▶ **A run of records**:
---*---
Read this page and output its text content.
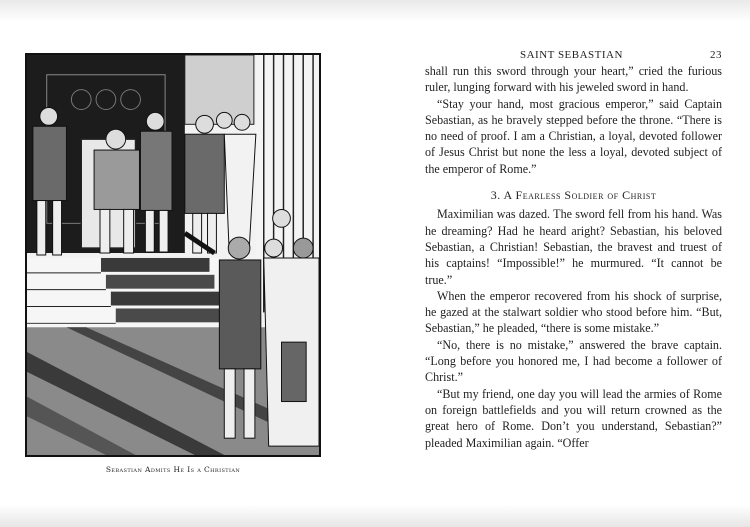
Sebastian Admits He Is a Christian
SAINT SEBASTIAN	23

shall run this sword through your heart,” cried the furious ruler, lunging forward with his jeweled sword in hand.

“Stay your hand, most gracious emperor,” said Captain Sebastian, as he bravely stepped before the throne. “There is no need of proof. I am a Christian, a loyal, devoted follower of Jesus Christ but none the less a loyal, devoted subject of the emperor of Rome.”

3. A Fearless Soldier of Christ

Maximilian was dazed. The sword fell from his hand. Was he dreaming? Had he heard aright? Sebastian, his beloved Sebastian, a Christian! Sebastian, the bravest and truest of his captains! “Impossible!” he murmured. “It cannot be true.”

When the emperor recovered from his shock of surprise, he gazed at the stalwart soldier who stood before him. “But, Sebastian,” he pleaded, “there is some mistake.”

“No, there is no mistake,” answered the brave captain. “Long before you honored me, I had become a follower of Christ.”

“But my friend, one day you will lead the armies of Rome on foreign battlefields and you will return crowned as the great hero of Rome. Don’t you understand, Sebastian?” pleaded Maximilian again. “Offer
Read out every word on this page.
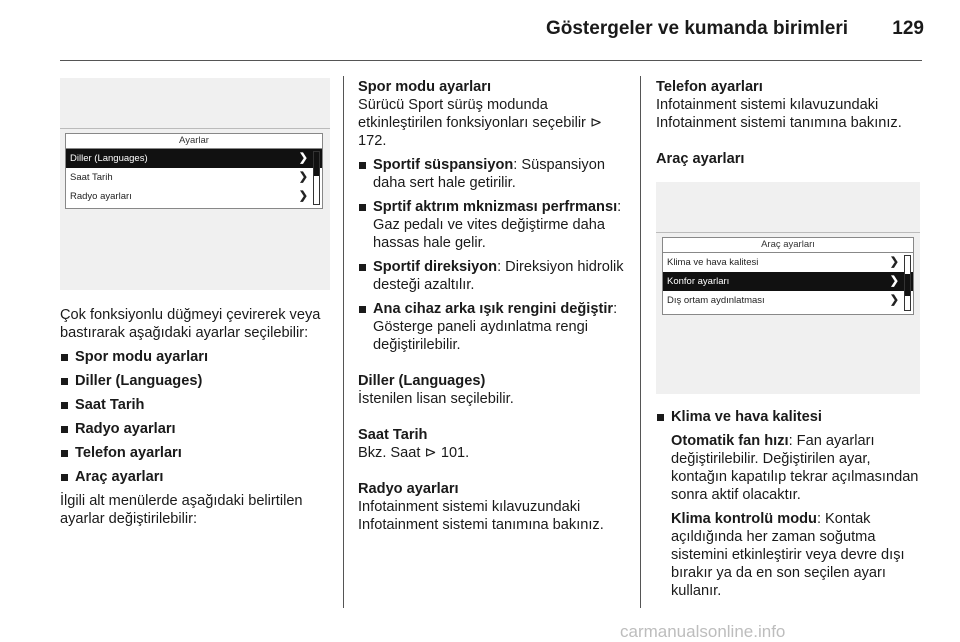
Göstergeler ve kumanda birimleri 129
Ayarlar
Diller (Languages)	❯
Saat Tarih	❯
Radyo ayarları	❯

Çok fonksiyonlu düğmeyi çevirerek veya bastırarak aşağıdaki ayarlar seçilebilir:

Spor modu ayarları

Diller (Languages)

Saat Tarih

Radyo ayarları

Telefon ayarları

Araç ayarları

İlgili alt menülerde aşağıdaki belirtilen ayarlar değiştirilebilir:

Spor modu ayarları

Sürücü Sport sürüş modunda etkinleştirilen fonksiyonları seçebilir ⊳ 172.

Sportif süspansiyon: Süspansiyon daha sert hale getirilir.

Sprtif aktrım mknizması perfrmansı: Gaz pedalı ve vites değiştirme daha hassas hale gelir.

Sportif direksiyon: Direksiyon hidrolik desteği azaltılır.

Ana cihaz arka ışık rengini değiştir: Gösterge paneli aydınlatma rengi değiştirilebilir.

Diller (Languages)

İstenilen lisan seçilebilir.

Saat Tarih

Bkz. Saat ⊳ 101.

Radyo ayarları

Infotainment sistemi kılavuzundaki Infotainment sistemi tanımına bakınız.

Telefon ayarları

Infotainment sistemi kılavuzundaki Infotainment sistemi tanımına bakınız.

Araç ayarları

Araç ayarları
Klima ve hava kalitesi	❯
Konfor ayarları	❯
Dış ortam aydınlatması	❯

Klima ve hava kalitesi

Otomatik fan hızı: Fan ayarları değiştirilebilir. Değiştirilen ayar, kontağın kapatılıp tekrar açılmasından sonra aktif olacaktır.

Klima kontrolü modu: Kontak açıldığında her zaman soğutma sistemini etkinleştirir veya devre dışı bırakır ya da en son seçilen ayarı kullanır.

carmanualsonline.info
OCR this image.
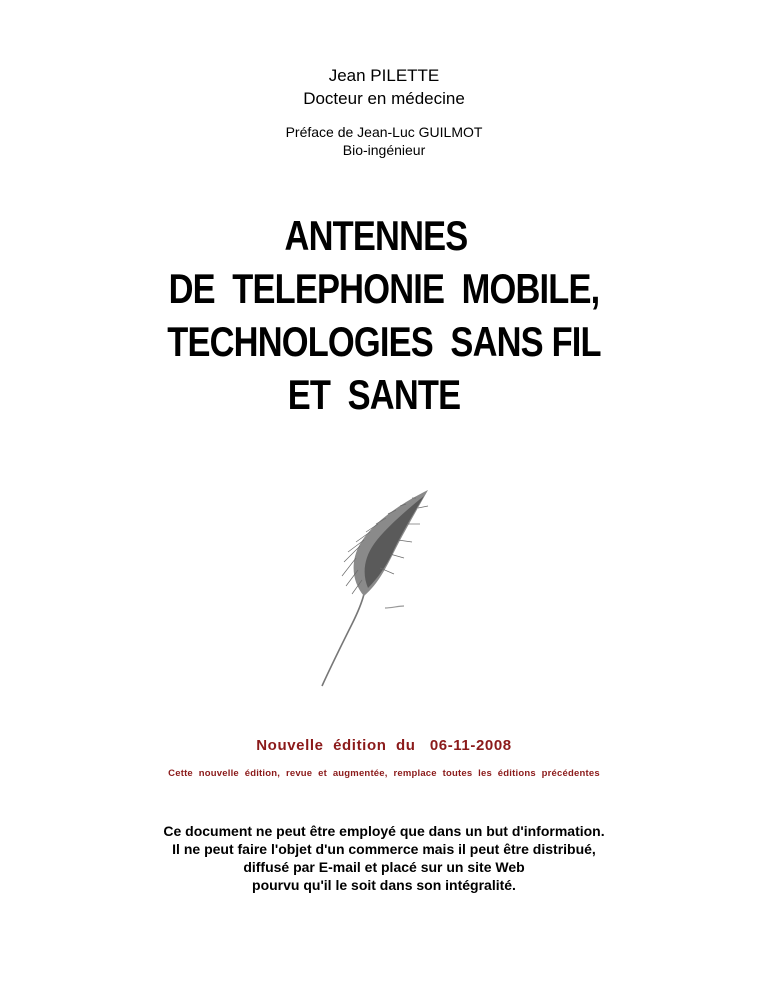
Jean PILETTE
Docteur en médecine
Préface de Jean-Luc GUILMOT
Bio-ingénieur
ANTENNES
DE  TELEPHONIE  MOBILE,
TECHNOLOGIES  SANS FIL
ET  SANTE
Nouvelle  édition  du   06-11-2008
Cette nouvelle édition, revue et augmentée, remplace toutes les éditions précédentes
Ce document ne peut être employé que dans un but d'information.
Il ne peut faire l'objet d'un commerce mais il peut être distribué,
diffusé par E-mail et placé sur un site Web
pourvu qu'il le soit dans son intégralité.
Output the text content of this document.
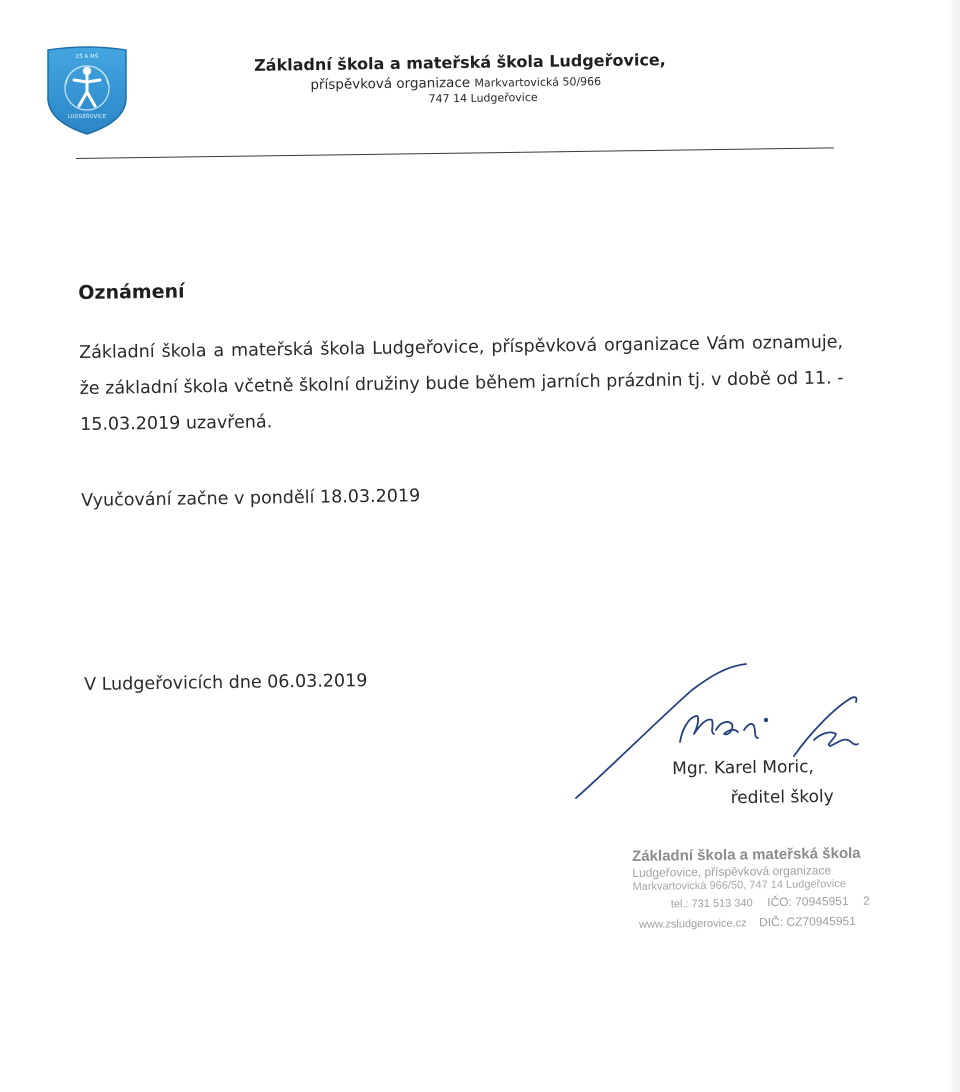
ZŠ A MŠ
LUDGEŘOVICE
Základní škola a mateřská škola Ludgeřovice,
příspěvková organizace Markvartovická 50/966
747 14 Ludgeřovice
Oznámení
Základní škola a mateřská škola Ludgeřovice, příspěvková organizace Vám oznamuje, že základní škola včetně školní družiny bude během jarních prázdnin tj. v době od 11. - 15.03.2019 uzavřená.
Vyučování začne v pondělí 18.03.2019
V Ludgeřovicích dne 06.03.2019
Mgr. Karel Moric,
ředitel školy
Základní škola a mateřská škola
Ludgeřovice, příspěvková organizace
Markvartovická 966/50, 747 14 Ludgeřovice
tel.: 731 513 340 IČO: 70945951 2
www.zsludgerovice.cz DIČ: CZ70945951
---*---
▶ **Task description**: Output only the lines running from the line with "Output the text content of this document." through the last line of the entries above, inclusive, with pictures excluded.

▶ **Result for this task**:
Output the text content of this document.
ZŠ A MŠ
LUDGEŘOVICE
Základní škola a mateřská škola Ludgeřovice,
příspěvková organizace Markvartovická 50/966
747 14 Ludgeřovice
Oznámení
Základní škola a mateřská škola Ludgeřovice, příspěvková organizace Vám oznamuje, že základní škola včetně školní družiny bude během jarních prázdnin tj. v době od 11. - 15.03.2019 uzavřená.
Vyučování začne v pondělí 18.03.2019
V Ludgeřovicích dne 06.03.2019
Mgr. Karel Moric,
ředitel školy
Základní škola a mateřská škola
Ludgeřovice, příspěvková organizace
Markvartovická 966/50, 747 14 Ludgeřovice
tel.: 731 513 340 IČO: 70945951 2
www.zsludgerovice.cz DIČ: CZ70945951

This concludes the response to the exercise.